- Work to do: Return the whole listing, line for line, without the pictures in it.

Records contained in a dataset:

══════════════════════════════

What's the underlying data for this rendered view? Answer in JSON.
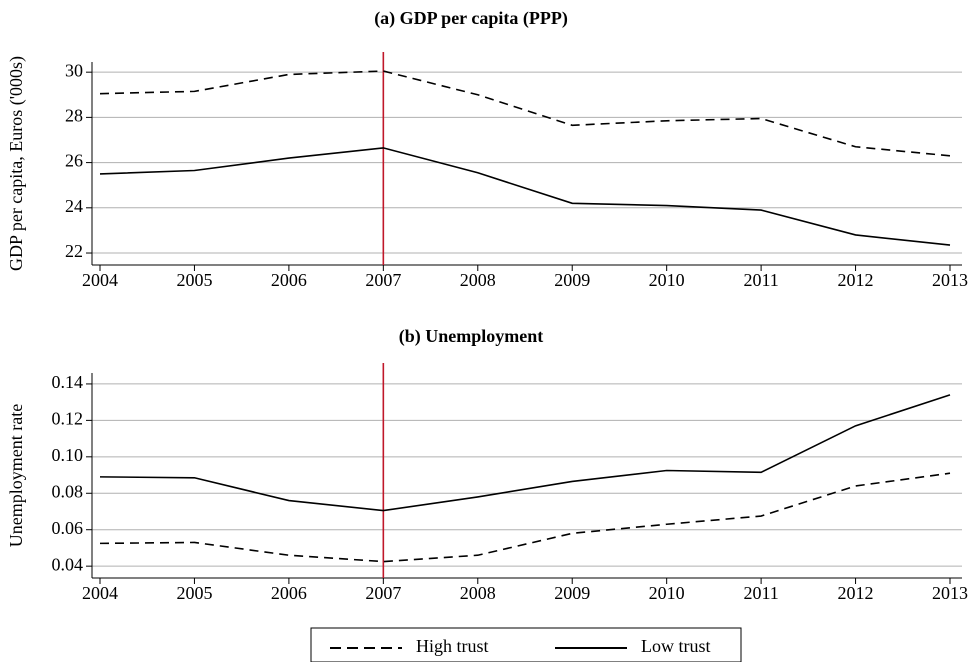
{
  "chart_data": [
    {
      "type": "line",
      "title": "(a) GDP per capita (PPP)",
      "y_label": "GDP per capita, Euros ('000s)",
      "x": [
        2004,
        2005,
        2006,
        2007,
        2008,
        2009,
        2010,
        2011,
        2012,
        2013
      ],
      "series": [
        {
          "name": "High trust",
          "color": "#000000",
          "dash": true,
          "values": [
            29.05,
            29.15,
            29.9,
            30.05,
            29.0,
            27.65,
            27.85,
            27.95,
            26.7,
            26.3
          ]
        },
        {
          "name": "Low trust",
          "color": "#000000",
          "dash": false,
          "values": [
            25.5,
            25.65,
            26.2,
            26.65,
            25.55,
            24.2,
            24.1,
            23.9,
            22.8,
            22.35
          ]
        }
      ],
      "xlim": [
        2004,
        2013
      ],
      "xticks": [
        2004,
        2005,
        2006,
        2007,
        2008,
        2009,
        2010,
        2011,
        2012,
        2013
      ],
      "ylim": [
        21.47,
        30.45
      ],
      "yticks": [
        22,
        24,
        26,
        28,
        30
      ],
      "grid": true,
      "vline": 2007,
      "vline_color": "#c0182a"
    },
    {
      "type": "line",
      "title": "(b) Unemployment",
      "y_label": "Unemployment rate",
      "x": [
        2004,
        2005,
        2006,
        2007,
        2008,
        2009,
        2010,
        2011,
        2012,
        2013
      ],
      "series": [
        {
          "name": "High trust",
          "color": "#000000",
          "dash": true,
          "values": [
            0.0525,
            0.053,
            0.046,
            0.0425,
            0.046,
            0.058,
            0.063,
            0.0675,
            0.084,
            0.091
          ]
        },
        {
          "name": "Low trust",
          "color": "#000000",
          "dash": false,
          "values": [
            0.089,
            0.0885,
            0.076,
            0.0705,
            0.078,
            0.0865,
            0.0925,
            0.0915,
            0.117,
            0.134
          ]
        }
      ],
      "xlim": [
        2004,
        2013
      ],
      "xticks": [
        2004,
        2005,
        2006,
        2007,
        2008,
        2009,
        2010,
        2011,
        2012,
        2013
      ],
      "ylim": [
        0.0335,
        0.146
      ],
      "yticks": [
        0.04,
        0.06,
        0.08,
        {
          "value": 0.1,
          "label": "0.10"
        },
        0.12,
        0.14
      ],
      "grid": true,
      "vline": 2007,
      "vline_color": "#c0182a"
    }
  ]
}
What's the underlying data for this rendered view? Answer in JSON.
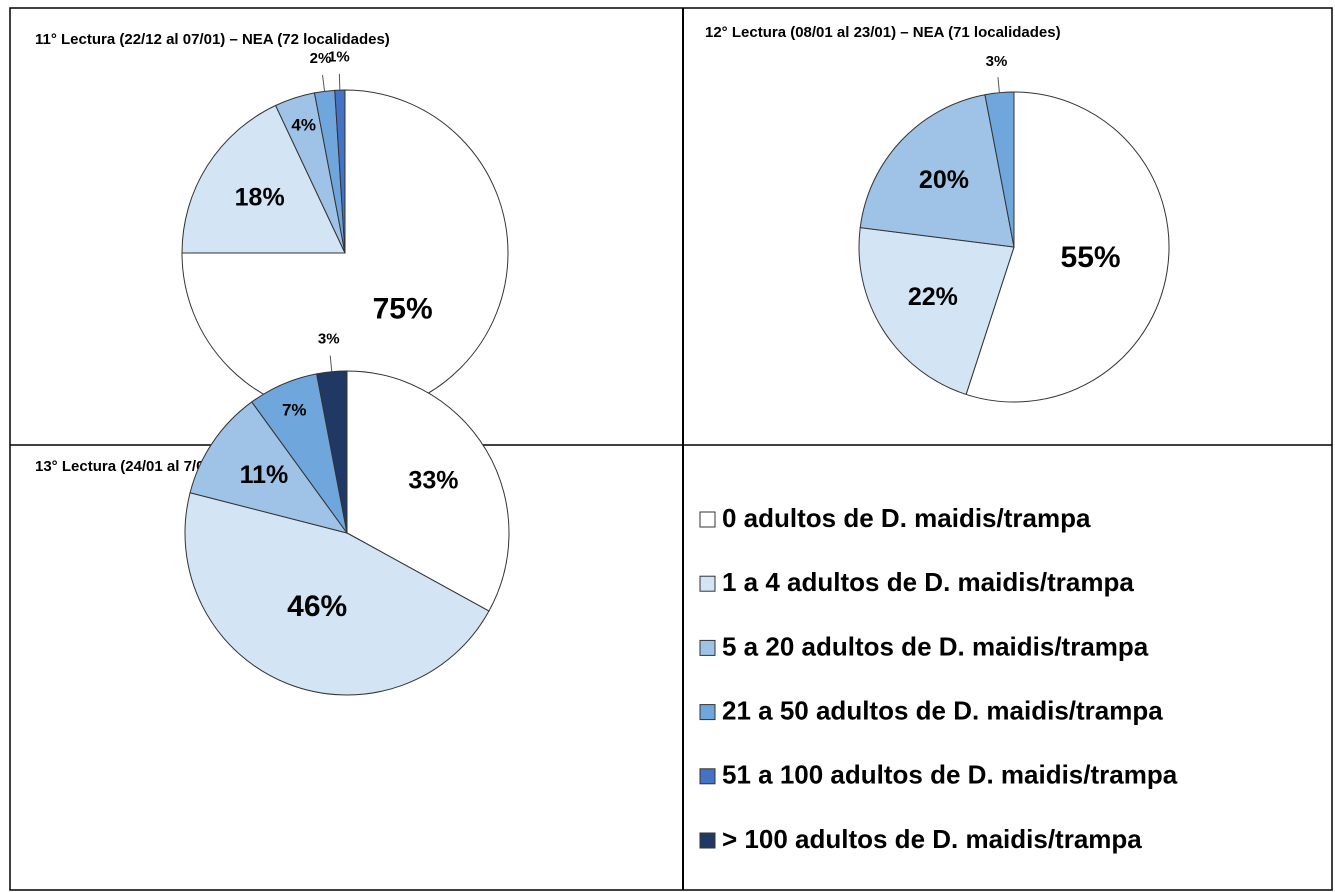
{
  "chart_data": [
    {
      "type": "pie",
      "title": "11° Lectura (22/12 al 07/01) – NEA (72 localidades)",
      "values": [
        75,
        18,
        4,
        2,
        1,
        null
      ],
      "value_labels": [
        "75%",
        "18%",
        "4%",
        "2%",
        "1%",
        null
      ]
    },
    {
      "type": "pie",
      "title": "12° Lectura (08/01 al 23/01) – NEA (71 localidades)",
      "values": [
        55,
        22,
        20,
        3,
        null,
        null
      ],
      "value_labels": [
        "55%",
        "22%",
        "20%",
        "3%",
        null,
        null
      ]
    },
    {
      "type": "pie",
      "title": "13° Lectura (24/01 al 7/02) – NEA (75 localidades)",
      "values": [
        33,
        46,
        11,
        7,
        null,
        3
      ],
      "value_labels": [
        "33%",
        "46%",
        "11%",
        "7%",
        null,
        "3%"
      ]
    }
  ],
  "legend": {
    "items": [
      {
        "name": "0 adultos de D. maidis/trampa",
        "color": "#ffffff"
      },
      {
        "name": "1 a 4 adultos de D. maidis/trampa",
        "color": "#d3e4f5"
      },
      {
        "name": "5 a 20 adultos de D. maidis/trampa",
        "color": "#9fc3e7"
      },
      {
        "name": "21 a 50 adultos de D. maidis/trampa",
        "color": "#6fa7dd"
      },
      {
        "name": "51 a 100 adultos de D. maidis/trampa",
        "color": "#4472c4"
      },
      {
        "name": "> 100 adultos de D. maidis/trampa",
        "color": "#1f3864"
      }
    ]
  }
}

══════════════════════════════

- Full answer:
What's the underlying data for this rendered view? Answer in JSON.
{
  "chart_data": [
    {
      "type": "line",
      "title": "(a) GDP per capita (PPP)",
      "y_label": "GDP per capita, Euros ('000s)",
      "x": [
        2004,
        2005,
        2006,
        2007,
        2008,
        2009,
        2010,
        2011,
        2012,
        2013
      ],
      "series": [
        {
          "name": "High trust",
          "color": "#000000",
          "dash": true,
          "values": [
            29.05,
            29.15,
            29.9,
            30.05,
            29.0,
            27.65,
            27.85,
            27.95,
            26.7,
            26.3
          ]
        },
        {
          "name": "Low trust",
          "color": "#000000",
          "dash": false,
          "values": [
            25.5,
            25.65,
            26.2,
            26.65,
            25.55,
            24.2,
            24.1,
            23.9,
            22.8,
            22.35
          ]
        }
      ],
      "xlim": [
        2004,
        2013
      ],
      "xticks": [
        2004,
        2005,
        2006,
        2007,
        2008,
        2009,
        2010,
        2011,
        2012,
        2013
      ],
      "ylim": [
        21.47,
        30.45
      ],
      "yticks": [
        22,
        24,
        26,
        28,
        30
      ],
      "grid": true,
      "vline": 2007,
      "vline_color": "#c0182a"
    },
    {
      "type": "line",
      "title": "(b) Unemployment",
      "y_label": "Unemployment rate",
      "x": [
        2004,
        2005,
        2006,
        2007,
        2008,
        2009,
        2010,
        2011,
        2012,
        2013
      ],
      "series": [
        {
          "name": "High trust",
          "color": "#000000",
          "dash": true,
          "values": [
            0.0525,
            0.053,
            0.046,
            0.0425,
            0.046,
            0.058,
            0.063,
            0.0675,
            0.084,
            0.091
          ]
        },
        {
          "name": "Low trust",
          "color": "#000000",
          "dash": false,
          "values": [
            0.089,
            0.0885,
            0.076,
            0.0705,
            0.078,
            0.0865,
            0.0925,
            0.0915,
            0.117,
            0.134
          ]
        }
      ],
      "xlim": [
        2004,
        2013
      ],
      "xticks": [
        2004,
        2005,
        2006,
        2007,
        2008,
        2009,
        2010,
        2011,
        2012,
        2013
      ],
      "ylim": [
        0.0335,
        0.146
      ],
      "yticks": [
        0.04,
        0.06,
        0.08,
        {
          "value": 0.1,
          "label": "0.10"
        },
        0.12,
        0.14
      ],
      "grid": true,
      "vline": 2007,
      "vline_color": "#c0182a"
    }
  ]
}
What's the underlying data for this rendered view? Answer in JSON.
{
  "chart_data": [
    {
      "type": "pie",
      "title": "11° Lectura (22/12 al 07/01) – NEA (72 localidades)",
      "values": [
        75,
        18,
        4,
        2,
        1,
        null
      ],
      "value_labels": [
        "75%",
        "18%",
        "4%",
        "2%",
        "1%",
        null
      ]
    },
    {
      "type": "pie",
      "title": "12° Lectura (08/01 al 23/01) – NEA (71 localidades)",
      "values": [
        55,
        22,
        20,
        3,
        null,
        null
      ],
      "value_labels": [
        "55%",
        "22%",
        "20%",
        "3%",
        null,
        null
      ]
    },
    {
      "type": "pie",
      "title": "13° Lectura (24/01 al 7/02) – NEA (75 localidades)",
      "values": [
        33,
        46,
        11,
        7,
        null,
        3
      ],
      "value_labels": [
        "33%",
        "46%",
        "11%",
        "7%",
        null,
        "3%"
      ]
    }
  ],
  "legend": {
    "items": [
      {
        "name": "0 adultos de D. maidis/trampa",
        "color": "#ffffff"
      },
      {
        "name": "1 a 4 adultos de D. maidis/trampa",
        "color": "#d3e4f5"
      },
      {
        "name": "5 a 20 adultos de D. maidis/trampa",
        "color": "#9fc3e7"
      },
      {
        "name": "21 a 50 adultos de D. maidis/trampa",
        "color": "#6fa7dd"
      },
      {
        "name": "51 a 100 adultos de D. maidis/trampa",
        "color": "#4472c4"
      },
      {
        "name": "> 100 adultos de D. maidis/trampa",
        "color": "#1f3864"
      }
    ]
  }
}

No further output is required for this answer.